**WHAT TO WORK ON**
In the records below, pick out all lines containing the word "hvorpaa".

--- START OF AVAILABLE RECORDS ---

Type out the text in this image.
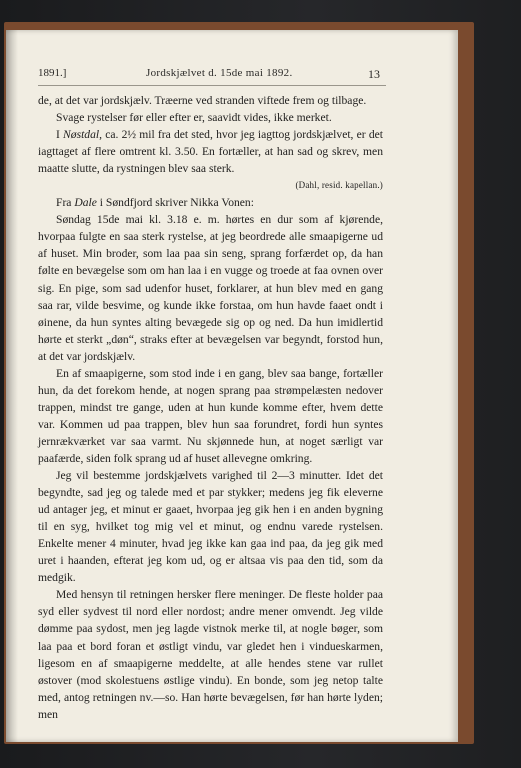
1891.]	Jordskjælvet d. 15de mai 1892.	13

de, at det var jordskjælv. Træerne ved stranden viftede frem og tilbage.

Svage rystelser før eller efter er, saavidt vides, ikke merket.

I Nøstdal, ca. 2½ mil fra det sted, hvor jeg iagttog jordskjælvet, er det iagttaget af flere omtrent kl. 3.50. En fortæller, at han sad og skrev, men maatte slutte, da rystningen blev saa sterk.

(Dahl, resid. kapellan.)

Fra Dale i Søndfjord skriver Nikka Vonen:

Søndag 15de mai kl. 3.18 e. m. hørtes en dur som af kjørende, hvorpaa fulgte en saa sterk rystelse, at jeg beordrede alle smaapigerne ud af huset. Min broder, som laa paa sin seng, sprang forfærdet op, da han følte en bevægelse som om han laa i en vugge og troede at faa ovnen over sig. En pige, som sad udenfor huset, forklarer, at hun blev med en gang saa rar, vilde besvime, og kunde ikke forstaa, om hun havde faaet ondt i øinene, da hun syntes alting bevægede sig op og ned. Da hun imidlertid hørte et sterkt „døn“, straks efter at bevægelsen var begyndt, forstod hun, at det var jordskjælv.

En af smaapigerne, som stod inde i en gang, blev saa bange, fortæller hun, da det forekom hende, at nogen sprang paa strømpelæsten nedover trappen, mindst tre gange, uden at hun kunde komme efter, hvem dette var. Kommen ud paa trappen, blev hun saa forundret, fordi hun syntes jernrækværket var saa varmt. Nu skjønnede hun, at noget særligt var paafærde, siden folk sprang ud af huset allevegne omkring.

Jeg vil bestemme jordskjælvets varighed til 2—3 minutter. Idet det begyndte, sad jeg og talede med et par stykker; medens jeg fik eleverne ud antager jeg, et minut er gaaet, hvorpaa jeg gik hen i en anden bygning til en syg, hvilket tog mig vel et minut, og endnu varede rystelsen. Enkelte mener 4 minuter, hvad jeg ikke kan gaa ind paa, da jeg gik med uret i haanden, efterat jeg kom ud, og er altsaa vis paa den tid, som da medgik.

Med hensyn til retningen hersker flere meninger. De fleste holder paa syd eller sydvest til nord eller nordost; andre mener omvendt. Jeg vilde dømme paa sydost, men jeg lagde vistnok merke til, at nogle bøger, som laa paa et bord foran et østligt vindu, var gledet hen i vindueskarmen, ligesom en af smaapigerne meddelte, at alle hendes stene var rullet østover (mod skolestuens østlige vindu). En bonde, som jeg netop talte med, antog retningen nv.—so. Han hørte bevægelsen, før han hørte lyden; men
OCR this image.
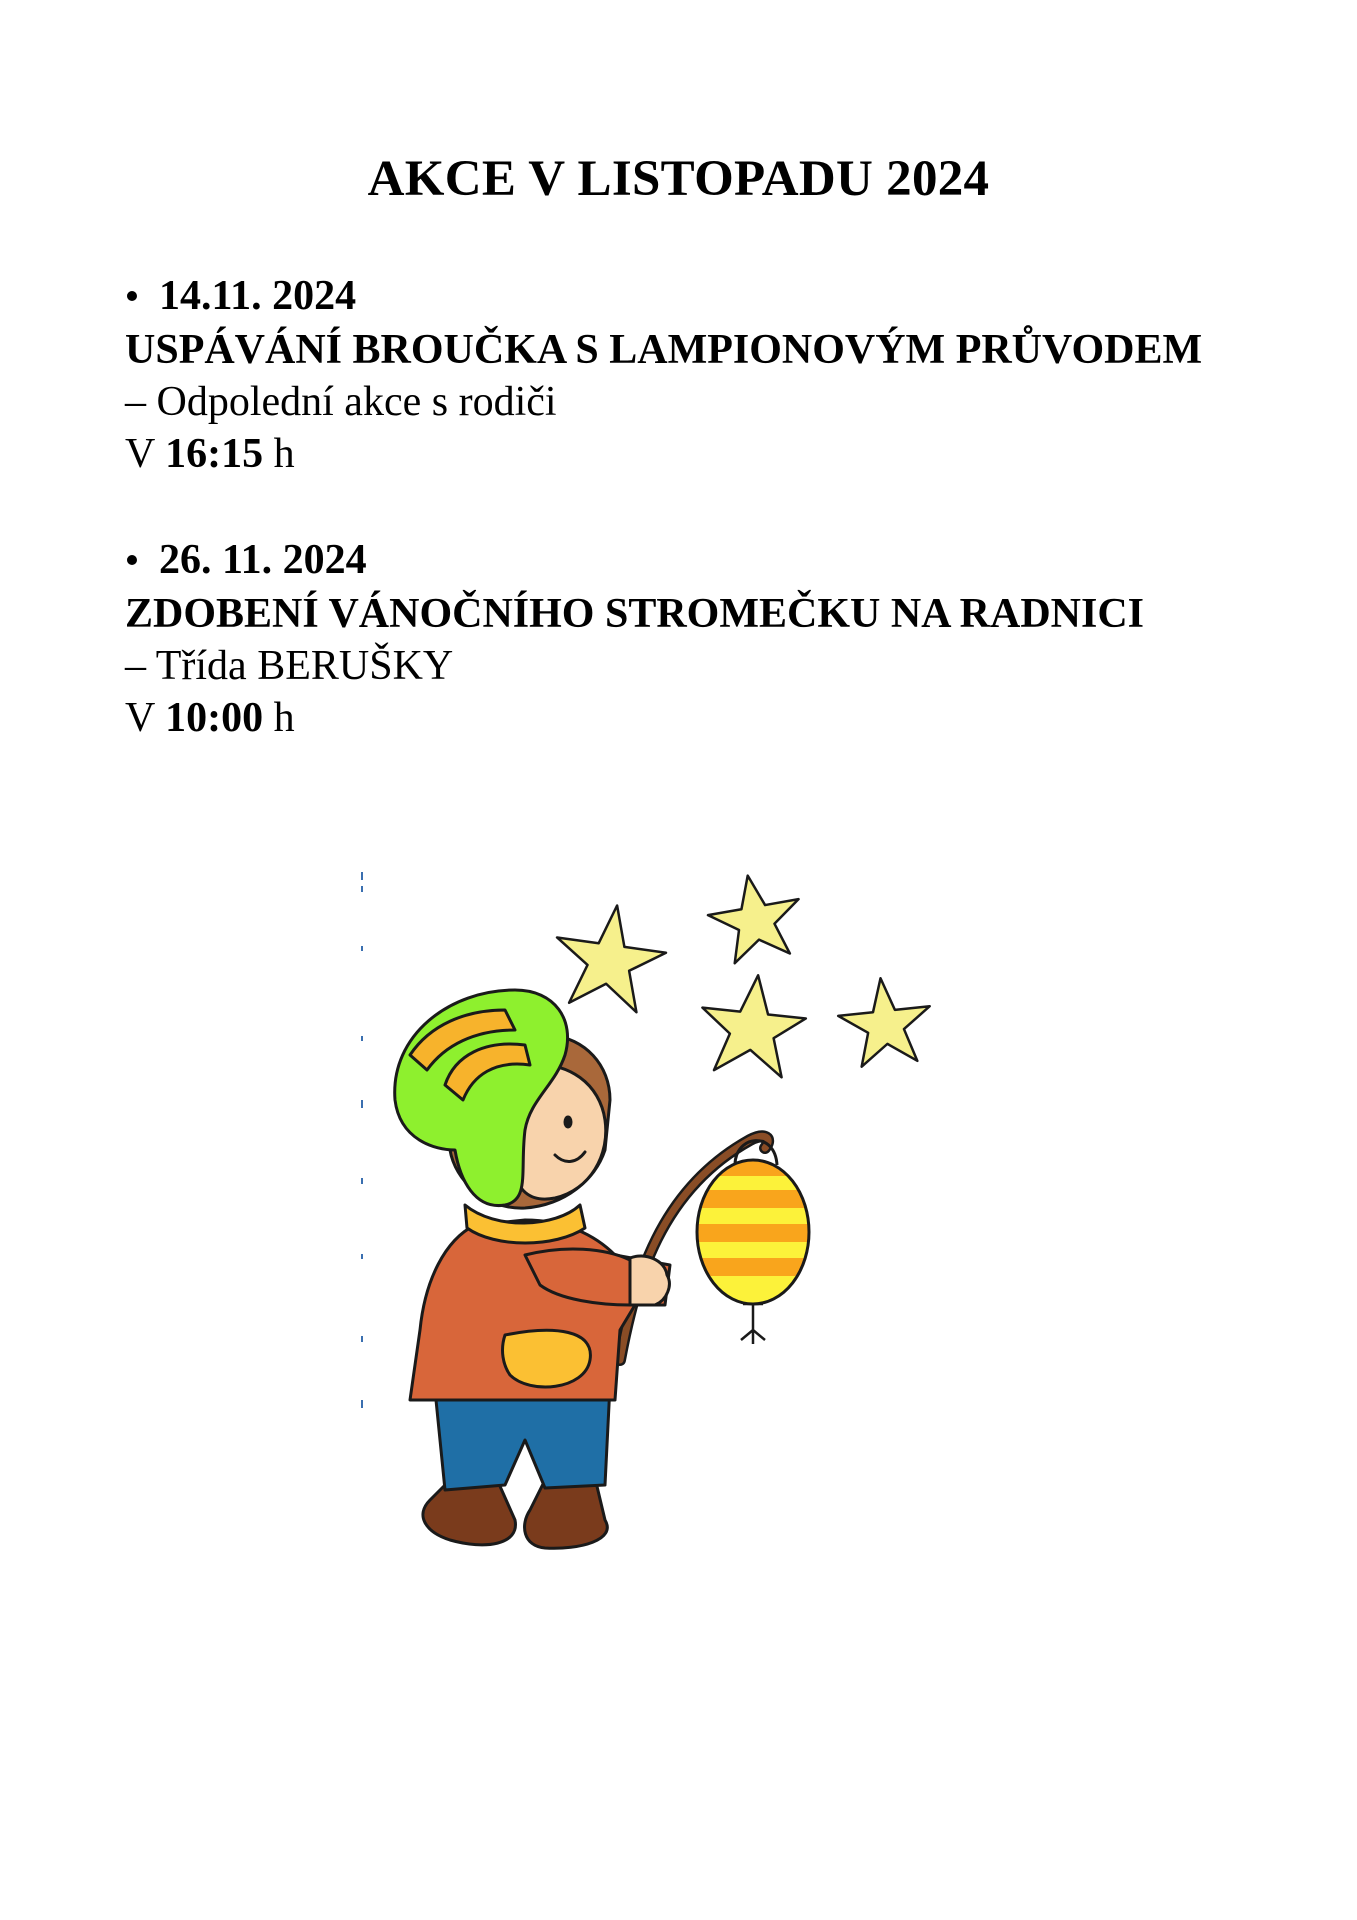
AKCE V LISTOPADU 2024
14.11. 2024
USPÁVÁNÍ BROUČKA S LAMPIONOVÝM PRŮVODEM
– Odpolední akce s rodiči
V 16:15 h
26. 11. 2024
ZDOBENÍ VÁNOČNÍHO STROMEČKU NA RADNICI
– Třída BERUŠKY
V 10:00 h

--- END OF AVAILABLE RECORDS ---
--- START OF AVAILABLE RECORDS ---

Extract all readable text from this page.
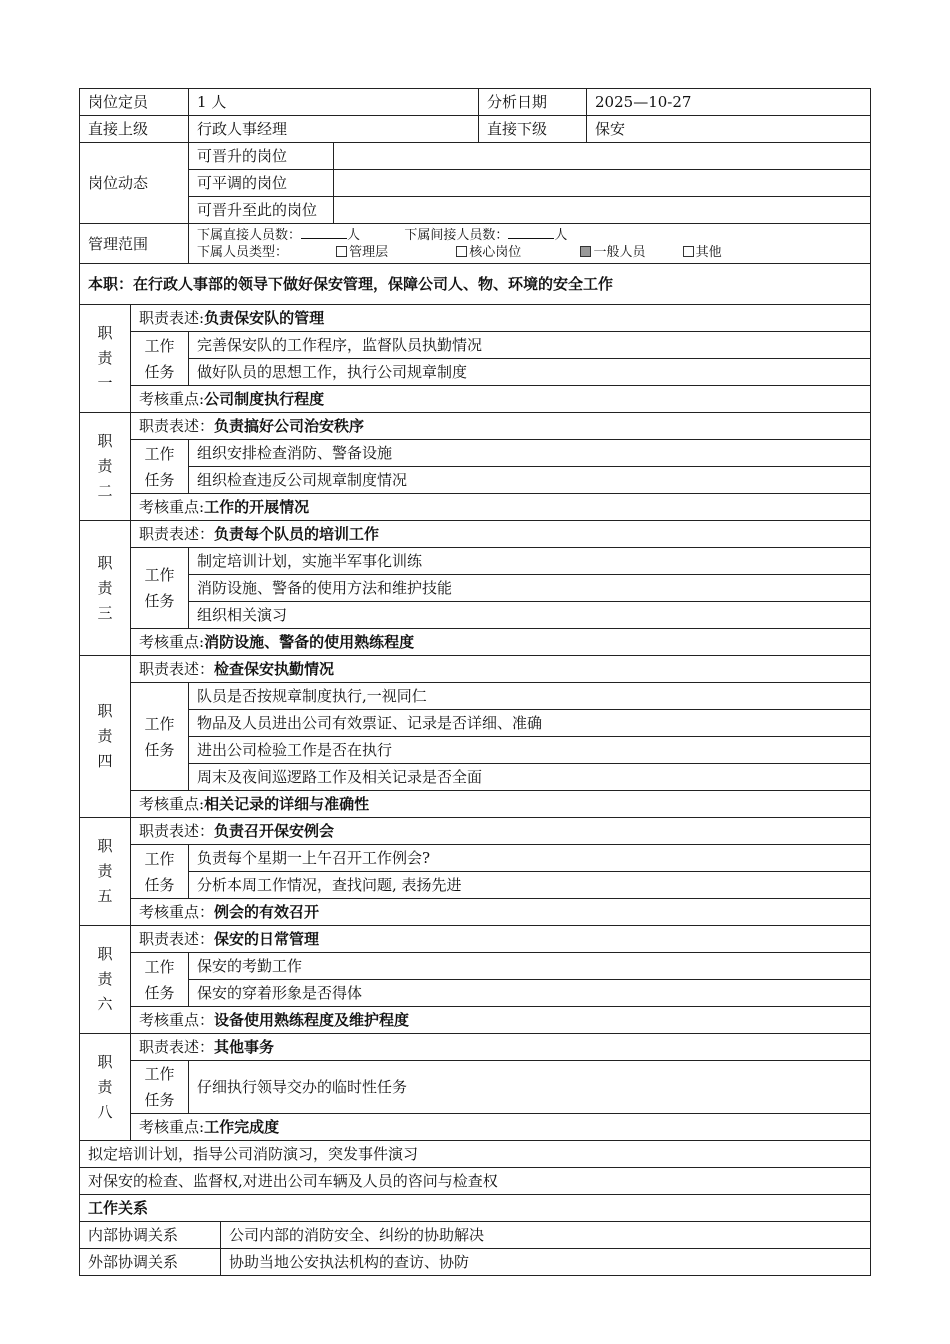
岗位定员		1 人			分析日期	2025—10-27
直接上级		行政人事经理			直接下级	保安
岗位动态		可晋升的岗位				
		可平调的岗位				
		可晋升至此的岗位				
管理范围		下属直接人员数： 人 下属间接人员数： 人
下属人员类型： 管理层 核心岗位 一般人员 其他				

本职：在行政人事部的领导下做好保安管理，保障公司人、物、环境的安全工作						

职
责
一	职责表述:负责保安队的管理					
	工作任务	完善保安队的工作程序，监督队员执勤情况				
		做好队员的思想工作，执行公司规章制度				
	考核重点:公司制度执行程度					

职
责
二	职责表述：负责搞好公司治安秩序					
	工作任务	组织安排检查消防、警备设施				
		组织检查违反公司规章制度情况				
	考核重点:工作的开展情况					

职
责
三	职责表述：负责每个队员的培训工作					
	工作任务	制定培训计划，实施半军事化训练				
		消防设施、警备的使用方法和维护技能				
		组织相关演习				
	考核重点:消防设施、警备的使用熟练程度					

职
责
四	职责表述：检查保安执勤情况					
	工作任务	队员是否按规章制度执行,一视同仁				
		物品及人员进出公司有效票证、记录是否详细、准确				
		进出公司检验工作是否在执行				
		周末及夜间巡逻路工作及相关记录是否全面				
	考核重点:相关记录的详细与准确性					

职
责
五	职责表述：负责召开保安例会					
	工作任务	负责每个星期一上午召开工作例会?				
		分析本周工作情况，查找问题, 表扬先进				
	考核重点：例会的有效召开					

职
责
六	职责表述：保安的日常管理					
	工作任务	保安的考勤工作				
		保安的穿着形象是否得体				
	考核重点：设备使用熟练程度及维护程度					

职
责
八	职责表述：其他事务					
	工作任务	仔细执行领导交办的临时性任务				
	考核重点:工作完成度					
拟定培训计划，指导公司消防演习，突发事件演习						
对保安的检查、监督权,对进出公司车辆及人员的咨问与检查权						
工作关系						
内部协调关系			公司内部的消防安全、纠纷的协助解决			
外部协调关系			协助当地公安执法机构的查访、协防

--- END OF AVAILABLE RECORDS ---

**SOLVED EXERCISE**
Søndag 15de mai kl. 3.18 e. m. hørtes en dur som af kjørende, hvorpaa fulgte en saa sterk rystelse, at jeg beordrede alle smaapigerne ud af huset. Min broder, som laa paa sin seng, sprang forfærdet op, da han følte en bevægelse som om han laa i en vugge og troede at faa ovnen over sig. En pige, som sad udenfor huset, forklarer, at hun blev med en gang saa rar, vilde besvime, og kunde ikke forstaa, om hun havde faaet ondt i øinene, da hun syntes alting bevægede sig op og ned. Da hun imidlertid hørte et sterkt „døn“, straks efter at bevægelsen var begyndt, forstod hun, at det var jordskjælv.
Jeg vil bestemme jordskjælvets varighed til 2—3 minutter. Idet det begyndte, sad jeg og talede med et par stykker; medens jeg fik eleverne ud antager jeg, et minut er gaaet, hvorpaa jeg gik hen i en anden bygning til en syg, hvilket tog mig vel et minut, og endnu varede rystelsen. Enkelte mener 4 minuter, hvad jeg ikke kan gaa ind paa, da jeg gik med uret i haanden, efterat jeg kom ud, og er altsaa vis paa den tid, som da medgik.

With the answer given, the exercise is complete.